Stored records
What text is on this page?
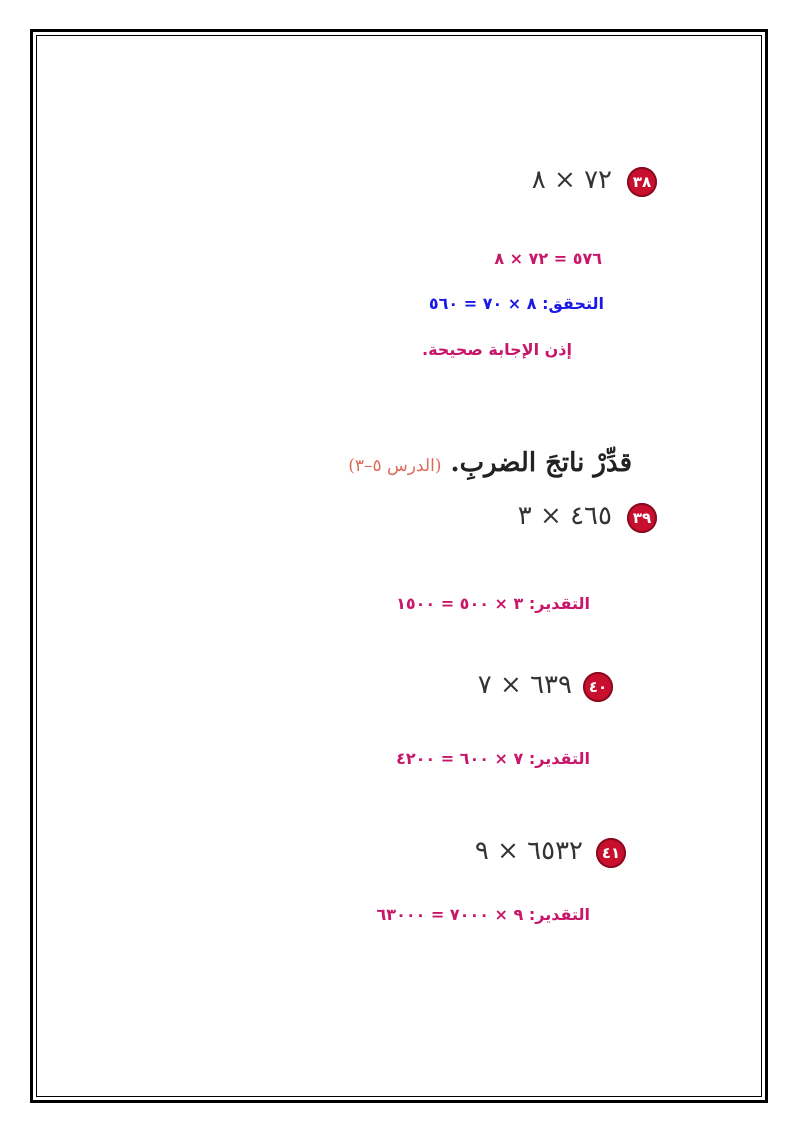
٣٨
٧٢ × ٨
٥٧٦ = ٧٢ × ٨
التحقق: ٨ × ٧٠ = ٥٦٠
إذن الإجابة صحيحة.
قدِّرْ ناتجَ الضربِ. (الدرس ٥–٣)
٣٩
٤٦٥ × ٣
التقدير: ٣ × ٥٠٠ = ١٥٠٠
٤٠
٦٣٩ × ٧
التقدير: ٧ × ٦٠٠ = ٤٢٠٠
٤١
٦٥٣٢ × ٩
التقدير: ٩ × ٧٠٠٠ = ٦٣٠٠٠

◆ **Task statement**
Reproduce the whole listing word for word, setting aside any pictures.

◆ **Exercise output**
What text is on this page?
٣٨
٧٢ × ٨
٥٧٦ = ٧٢ × ٨
التحقق: ٨ × ٧٠ = ٥٦٠
إذن الإجابة صحيحة.
قدِّرْ ناتجَ الضربِ. (الدرس ٥–٣)
٣٩
٤٦٥ × ٣
التقدير: ٣ × ٥٠٠ = ١٥٠٠
٤٠
٦٣٩ × ٧
التقدير: ٧ × ٦٠٠ = ٤٢٠٠
٤١
٦٥٣٢ × ٩
التقدير: ٩ × ٧٠٠٠ = ٦٣٠٠٠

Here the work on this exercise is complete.